# THE REQUEST
Pull each line holding the word "background" from the data.

# RECORDS FOR THIS EXERCISE
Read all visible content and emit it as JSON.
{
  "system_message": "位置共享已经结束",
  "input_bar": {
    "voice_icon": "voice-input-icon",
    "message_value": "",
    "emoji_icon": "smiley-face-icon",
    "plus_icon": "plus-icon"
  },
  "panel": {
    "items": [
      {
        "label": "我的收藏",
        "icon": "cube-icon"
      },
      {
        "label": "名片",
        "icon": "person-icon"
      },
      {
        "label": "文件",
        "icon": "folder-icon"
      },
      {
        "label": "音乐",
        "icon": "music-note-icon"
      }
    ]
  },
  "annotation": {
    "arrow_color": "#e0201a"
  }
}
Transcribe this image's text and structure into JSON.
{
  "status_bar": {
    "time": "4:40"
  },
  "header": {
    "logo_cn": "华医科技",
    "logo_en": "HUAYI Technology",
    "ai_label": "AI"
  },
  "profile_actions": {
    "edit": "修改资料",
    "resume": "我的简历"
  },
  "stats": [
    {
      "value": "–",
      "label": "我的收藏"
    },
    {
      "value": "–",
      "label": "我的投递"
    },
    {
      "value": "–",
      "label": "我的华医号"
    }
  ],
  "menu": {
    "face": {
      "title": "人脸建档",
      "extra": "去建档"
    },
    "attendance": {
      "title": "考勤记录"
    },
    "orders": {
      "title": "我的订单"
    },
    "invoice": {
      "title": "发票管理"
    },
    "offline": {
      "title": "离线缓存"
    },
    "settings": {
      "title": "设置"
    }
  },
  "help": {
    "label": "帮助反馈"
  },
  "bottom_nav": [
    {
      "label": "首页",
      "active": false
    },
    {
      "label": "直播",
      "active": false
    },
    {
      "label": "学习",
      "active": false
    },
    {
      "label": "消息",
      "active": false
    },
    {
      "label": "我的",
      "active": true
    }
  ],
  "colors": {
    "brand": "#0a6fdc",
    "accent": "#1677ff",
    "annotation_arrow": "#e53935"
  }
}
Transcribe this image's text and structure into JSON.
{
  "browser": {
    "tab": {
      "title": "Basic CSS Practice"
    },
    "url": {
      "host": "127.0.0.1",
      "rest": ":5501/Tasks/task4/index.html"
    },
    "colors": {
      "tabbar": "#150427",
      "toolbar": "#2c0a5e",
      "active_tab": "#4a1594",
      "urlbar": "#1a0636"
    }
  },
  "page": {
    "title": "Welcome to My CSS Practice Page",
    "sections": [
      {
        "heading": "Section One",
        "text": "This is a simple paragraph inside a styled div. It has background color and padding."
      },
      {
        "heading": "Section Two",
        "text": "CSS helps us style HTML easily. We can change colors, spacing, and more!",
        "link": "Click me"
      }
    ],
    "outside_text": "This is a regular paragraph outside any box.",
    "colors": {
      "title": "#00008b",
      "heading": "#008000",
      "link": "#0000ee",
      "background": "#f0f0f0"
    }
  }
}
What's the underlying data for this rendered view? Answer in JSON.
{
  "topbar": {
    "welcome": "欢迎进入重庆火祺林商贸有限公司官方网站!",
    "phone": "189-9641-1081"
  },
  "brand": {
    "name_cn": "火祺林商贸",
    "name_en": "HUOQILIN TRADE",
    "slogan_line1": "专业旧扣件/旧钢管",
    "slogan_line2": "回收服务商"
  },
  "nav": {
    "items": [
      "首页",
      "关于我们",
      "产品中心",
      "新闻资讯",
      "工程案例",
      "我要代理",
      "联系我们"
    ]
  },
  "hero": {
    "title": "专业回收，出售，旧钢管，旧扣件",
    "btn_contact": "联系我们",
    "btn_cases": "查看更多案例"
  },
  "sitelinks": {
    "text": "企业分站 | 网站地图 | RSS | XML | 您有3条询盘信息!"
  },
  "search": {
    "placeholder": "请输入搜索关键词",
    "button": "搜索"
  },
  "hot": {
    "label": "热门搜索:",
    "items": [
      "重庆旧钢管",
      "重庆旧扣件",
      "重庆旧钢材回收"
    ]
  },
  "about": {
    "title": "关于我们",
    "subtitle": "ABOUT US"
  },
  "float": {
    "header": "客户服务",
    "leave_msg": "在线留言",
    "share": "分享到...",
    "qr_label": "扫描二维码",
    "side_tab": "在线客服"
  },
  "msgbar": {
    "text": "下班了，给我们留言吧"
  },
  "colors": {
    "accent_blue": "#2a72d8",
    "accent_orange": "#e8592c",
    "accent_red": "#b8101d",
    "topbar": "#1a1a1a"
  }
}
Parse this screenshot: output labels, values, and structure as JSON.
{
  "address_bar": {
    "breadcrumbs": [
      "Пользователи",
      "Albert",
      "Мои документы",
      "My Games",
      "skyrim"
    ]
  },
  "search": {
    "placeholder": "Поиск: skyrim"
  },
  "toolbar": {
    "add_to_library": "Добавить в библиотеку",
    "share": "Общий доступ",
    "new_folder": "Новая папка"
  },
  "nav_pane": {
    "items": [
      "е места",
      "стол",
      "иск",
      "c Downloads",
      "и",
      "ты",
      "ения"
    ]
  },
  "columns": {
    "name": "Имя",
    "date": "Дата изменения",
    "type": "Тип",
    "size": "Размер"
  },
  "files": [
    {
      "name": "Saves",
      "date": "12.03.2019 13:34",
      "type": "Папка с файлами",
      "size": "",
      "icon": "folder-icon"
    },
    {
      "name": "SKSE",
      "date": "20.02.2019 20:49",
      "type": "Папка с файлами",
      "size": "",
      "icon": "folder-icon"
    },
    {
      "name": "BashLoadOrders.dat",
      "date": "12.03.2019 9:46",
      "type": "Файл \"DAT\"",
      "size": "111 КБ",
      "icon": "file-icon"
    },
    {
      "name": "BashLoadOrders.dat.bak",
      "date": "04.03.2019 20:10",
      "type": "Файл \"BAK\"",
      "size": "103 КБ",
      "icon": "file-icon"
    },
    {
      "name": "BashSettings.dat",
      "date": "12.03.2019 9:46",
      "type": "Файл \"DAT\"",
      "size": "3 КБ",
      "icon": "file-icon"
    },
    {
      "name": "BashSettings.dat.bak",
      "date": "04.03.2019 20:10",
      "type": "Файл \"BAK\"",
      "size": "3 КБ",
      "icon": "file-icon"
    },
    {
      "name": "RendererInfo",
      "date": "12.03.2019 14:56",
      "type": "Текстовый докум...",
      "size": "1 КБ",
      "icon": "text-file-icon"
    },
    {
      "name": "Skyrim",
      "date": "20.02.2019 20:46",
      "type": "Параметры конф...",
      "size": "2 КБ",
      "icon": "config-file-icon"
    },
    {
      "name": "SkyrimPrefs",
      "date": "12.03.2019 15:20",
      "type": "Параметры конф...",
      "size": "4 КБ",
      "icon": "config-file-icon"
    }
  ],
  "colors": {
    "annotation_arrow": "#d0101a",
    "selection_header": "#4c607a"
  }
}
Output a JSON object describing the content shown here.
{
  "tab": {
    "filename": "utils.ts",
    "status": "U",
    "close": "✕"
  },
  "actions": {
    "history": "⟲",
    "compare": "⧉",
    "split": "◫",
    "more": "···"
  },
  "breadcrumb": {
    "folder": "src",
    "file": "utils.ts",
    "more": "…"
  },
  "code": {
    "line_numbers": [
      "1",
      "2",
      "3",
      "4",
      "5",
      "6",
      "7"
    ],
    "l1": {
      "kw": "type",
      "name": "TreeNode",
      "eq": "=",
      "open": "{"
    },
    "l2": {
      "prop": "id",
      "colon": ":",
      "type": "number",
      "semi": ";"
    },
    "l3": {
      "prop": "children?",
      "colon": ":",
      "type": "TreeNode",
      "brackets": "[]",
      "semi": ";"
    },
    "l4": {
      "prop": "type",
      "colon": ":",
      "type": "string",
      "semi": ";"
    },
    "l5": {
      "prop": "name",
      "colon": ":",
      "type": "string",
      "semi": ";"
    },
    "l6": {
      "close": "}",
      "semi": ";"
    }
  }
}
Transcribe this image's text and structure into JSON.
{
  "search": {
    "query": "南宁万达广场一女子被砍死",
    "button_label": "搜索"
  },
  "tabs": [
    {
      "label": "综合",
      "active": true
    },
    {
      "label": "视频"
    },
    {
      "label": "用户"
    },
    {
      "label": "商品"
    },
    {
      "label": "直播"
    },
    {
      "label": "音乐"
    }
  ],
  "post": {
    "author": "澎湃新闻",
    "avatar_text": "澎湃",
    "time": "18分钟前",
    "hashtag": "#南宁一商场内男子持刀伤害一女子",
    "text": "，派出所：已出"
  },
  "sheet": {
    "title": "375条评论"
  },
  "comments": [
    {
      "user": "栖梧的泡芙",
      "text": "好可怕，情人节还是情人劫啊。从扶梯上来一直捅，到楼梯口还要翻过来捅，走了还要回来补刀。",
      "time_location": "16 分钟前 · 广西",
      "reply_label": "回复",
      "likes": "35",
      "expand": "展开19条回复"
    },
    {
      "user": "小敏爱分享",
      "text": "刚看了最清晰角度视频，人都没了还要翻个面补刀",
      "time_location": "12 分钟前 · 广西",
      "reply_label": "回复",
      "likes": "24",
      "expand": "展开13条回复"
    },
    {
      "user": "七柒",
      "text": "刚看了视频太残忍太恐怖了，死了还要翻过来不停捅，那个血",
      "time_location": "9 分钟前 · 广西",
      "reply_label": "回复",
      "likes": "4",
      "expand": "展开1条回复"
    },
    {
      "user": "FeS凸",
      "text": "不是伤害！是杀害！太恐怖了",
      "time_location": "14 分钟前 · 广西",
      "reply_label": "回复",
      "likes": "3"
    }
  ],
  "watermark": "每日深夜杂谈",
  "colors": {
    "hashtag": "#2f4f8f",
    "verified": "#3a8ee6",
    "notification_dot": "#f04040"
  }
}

# TASK OUTPUT
        "text": "This is a simple paragraph inside a styled div. It has background color and padding."
      "background": "#f0f0f0"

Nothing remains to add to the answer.